[EXERCISE REQUIREMENTS]: In the records below, count every line containing "tired". Reply with the number only.

(Collected data)

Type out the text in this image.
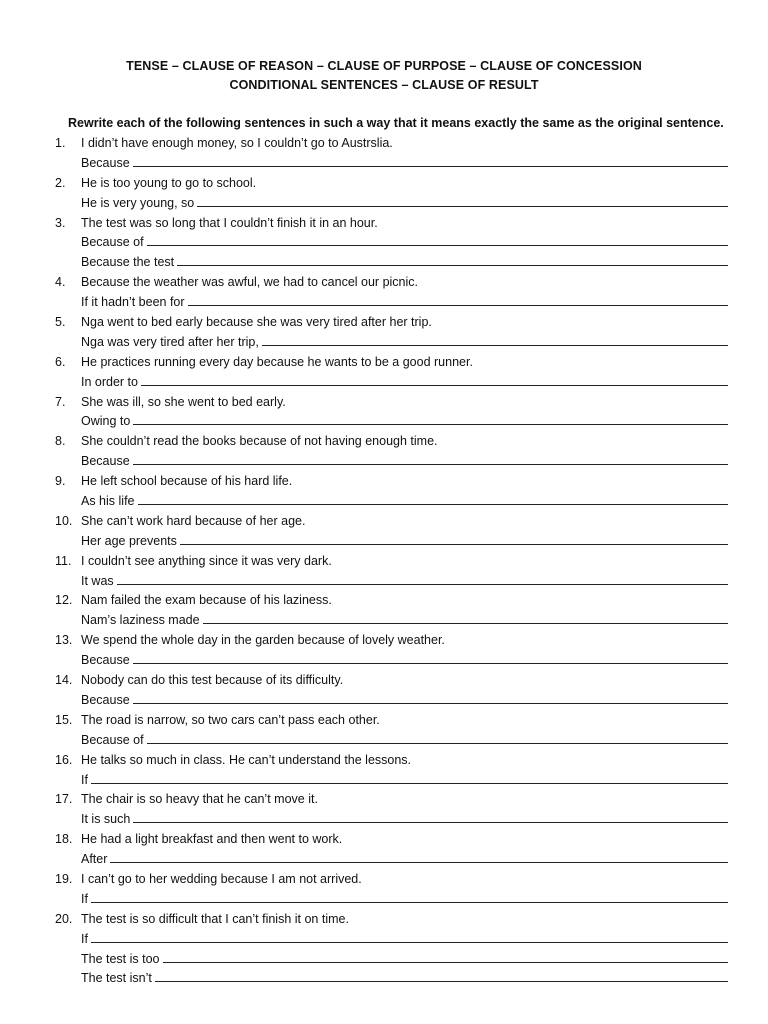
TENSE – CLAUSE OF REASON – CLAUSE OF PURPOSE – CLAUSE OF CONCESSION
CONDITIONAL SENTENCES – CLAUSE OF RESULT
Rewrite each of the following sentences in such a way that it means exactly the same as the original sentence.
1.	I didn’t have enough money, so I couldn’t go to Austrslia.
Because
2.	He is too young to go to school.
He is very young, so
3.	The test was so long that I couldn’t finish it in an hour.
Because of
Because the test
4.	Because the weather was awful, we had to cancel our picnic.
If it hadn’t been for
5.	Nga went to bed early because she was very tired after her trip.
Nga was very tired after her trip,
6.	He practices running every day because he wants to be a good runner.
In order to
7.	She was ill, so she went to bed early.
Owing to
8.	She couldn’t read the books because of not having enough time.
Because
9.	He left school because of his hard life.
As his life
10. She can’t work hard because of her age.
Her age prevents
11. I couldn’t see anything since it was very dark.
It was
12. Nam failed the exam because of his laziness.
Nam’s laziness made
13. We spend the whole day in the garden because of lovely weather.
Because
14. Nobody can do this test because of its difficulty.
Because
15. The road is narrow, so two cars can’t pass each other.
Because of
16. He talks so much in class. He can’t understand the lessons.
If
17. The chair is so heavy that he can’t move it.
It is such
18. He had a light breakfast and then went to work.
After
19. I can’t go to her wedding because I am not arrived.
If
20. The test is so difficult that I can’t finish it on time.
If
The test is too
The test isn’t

[CORRECT ANSWER]: 2